Copy out all the lines where "della" shows up.
________________________
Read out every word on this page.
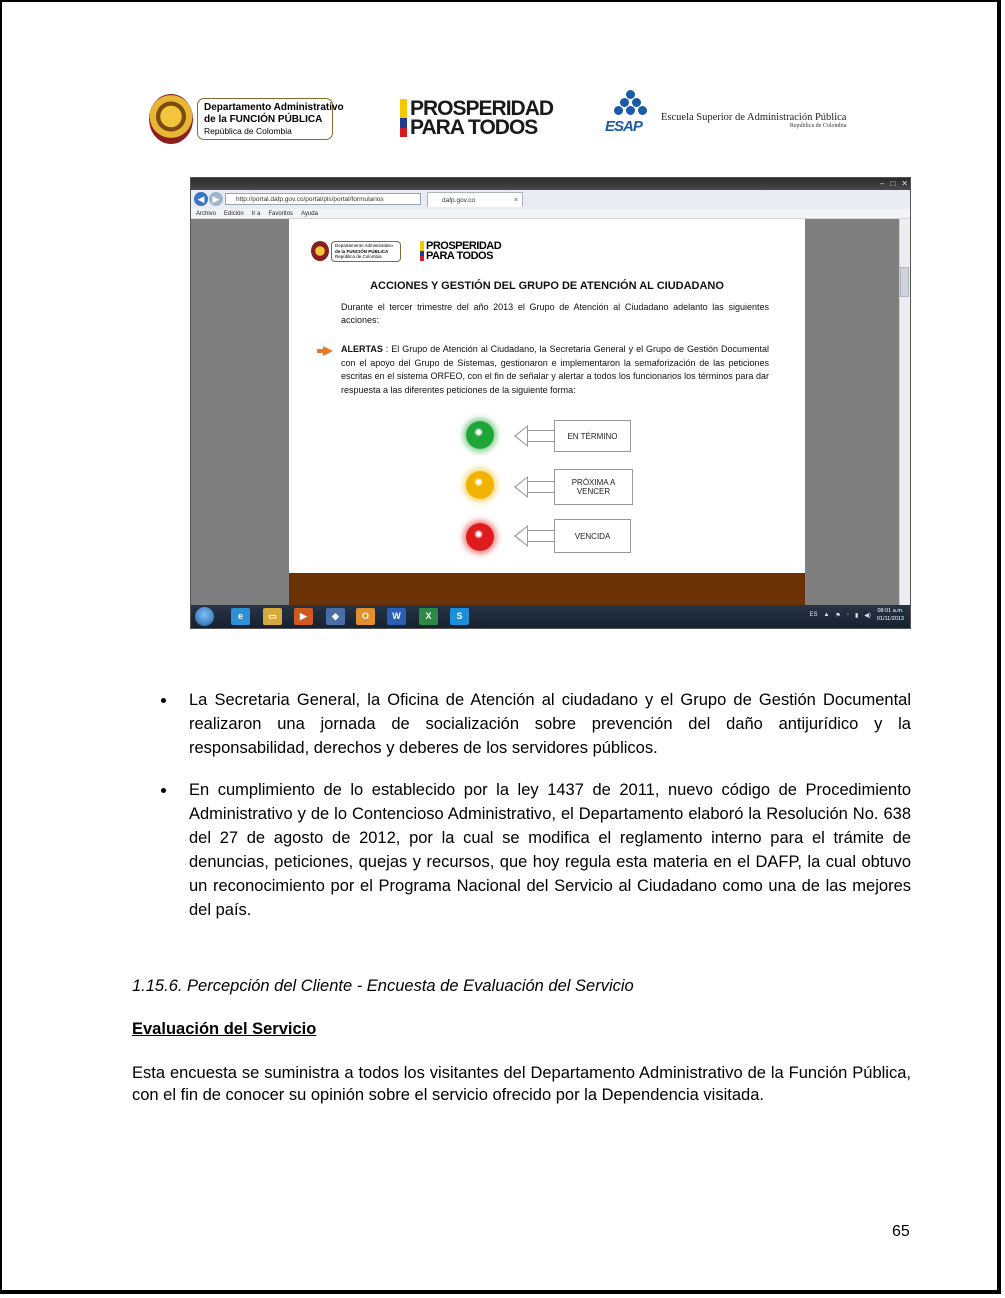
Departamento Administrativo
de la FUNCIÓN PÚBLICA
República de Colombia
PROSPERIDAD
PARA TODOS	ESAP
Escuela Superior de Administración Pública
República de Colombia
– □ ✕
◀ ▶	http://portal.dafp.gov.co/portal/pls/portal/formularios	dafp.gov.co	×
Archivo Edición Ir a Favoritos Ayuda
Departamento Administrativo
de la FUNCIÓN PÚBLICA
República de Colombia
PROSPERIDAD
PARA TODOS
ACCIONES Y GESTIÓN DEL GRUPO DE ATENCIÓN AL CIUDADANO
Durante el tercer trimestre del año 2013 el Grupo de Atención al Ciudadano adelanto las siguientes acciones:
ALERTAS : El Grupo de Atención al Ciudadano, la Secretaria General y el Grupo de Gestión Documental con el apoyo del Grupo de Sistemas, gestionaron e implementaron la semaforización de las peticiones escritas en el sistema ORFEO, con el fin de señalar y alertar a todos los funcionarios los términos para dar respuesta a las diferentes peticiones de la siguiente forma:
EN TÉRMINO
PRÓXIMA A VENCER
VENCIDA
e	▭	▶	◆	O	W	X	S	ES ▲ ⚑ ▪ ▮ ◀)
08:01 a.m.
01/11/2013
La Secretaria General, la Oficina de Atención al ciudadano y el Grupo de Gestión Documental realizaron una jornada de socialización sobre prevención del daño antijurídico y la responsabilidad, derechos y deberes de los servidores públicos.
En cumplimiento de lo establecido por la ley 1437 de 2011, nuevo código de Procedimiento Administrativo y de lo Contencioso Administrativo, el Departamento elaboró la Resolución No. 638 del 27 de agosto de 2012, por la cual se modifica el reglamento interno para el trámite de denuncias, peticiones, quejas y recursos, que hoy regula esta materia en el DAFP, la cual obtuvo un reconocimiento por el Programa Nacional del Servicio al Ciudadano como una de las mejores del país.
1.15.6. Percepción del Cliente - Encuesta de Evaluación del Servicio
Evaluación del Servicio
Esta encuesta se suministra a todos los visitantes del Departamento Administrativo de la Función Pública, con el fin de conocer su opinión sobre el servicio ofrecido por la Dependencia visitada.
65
________________________
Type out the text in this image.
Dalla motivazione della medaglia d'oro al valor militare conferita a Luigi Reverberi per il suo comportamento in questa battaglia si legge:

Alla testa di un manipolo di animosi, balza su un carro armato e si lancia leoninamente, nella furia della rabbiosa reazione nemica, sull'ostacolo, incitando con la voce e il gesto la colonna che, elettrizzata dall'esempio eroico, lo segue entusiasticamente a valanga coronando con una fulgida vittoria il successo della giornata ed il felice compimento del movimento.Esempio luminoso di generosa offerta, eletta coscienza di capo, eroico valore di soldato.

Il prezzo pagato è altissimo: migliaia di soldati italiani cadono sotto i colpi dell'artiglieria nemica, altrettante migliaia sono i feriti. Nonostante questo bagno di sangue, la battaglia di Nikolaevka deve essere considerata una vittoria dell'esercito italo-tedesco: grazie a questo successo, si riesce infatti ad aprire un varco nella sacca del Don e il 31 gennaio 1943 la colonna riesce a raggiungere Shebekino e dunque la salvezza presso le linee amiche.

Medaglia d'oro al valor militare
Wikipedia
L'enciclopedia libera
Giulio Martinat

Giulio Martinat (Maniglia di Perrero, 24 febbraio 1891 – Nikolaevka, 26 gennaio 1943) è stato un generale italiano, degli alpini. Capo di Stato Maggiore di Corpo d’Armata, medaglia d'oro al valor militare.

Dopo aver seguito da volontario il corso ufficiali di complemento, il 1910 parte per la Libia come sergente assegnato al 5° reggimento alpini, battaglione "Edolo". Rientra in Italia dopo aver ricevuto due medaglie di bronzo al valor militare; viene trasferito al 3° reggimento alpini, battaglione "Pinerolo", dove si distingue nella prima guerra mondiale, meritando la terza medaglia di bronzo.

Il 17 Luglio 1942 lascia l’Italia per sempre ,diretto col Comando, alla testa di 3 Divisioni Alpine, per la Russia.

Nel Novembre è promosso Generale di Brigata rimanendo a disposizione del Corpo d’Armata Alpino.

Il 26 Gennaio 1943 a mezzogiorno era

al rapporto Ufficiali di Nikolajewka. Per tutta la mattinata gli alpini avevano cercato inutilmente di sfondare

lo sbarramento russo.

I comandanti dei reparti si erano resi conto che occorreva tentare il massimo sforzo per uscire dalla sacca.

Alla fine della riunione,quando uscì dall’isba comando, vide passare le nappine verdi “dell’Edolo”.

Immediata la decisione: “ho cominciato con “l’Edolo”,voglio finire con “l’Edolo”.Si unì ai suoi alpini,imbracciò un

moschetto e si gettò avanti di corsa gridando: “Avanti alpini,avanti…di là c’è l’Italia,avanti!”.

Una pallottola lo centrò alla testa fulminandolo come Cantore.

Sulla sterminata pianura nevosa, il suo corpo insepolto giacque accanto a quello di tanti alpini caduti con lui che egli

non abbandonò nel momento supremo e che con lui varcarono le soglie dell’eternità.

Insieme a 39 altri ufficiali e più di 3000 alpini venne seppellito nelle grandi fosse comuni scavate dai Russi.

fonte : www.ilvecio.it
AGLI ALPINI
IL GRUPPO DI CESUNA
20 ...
________________________
Reply:
Dalla motivazione della medaglia d'oro al valor militare conferita a Luigi Reverberi per il suo comportamento in questa battaglia si legge:
Alla testa di un manipolo di animosi, balza su un carro armato e si lancia leoninamente, nella furia della rabbiosa reazione nemica, sull'ostacolo, incitando con la voce e il gesto la colonna che, elettrizzata dall'esempio eroico, lo segue entusiasticamente a valanga coronando con una fulgida vittoria il successo della giornata ed il felice compimento del movimento.Esempio luminoso di generosa offerta, eletta coscienza di capo, eroico valore di soldato.
Alla fine della riunione,quando uscì dall’isba comando, vide passare le nappine verdi “dell’Edolo”.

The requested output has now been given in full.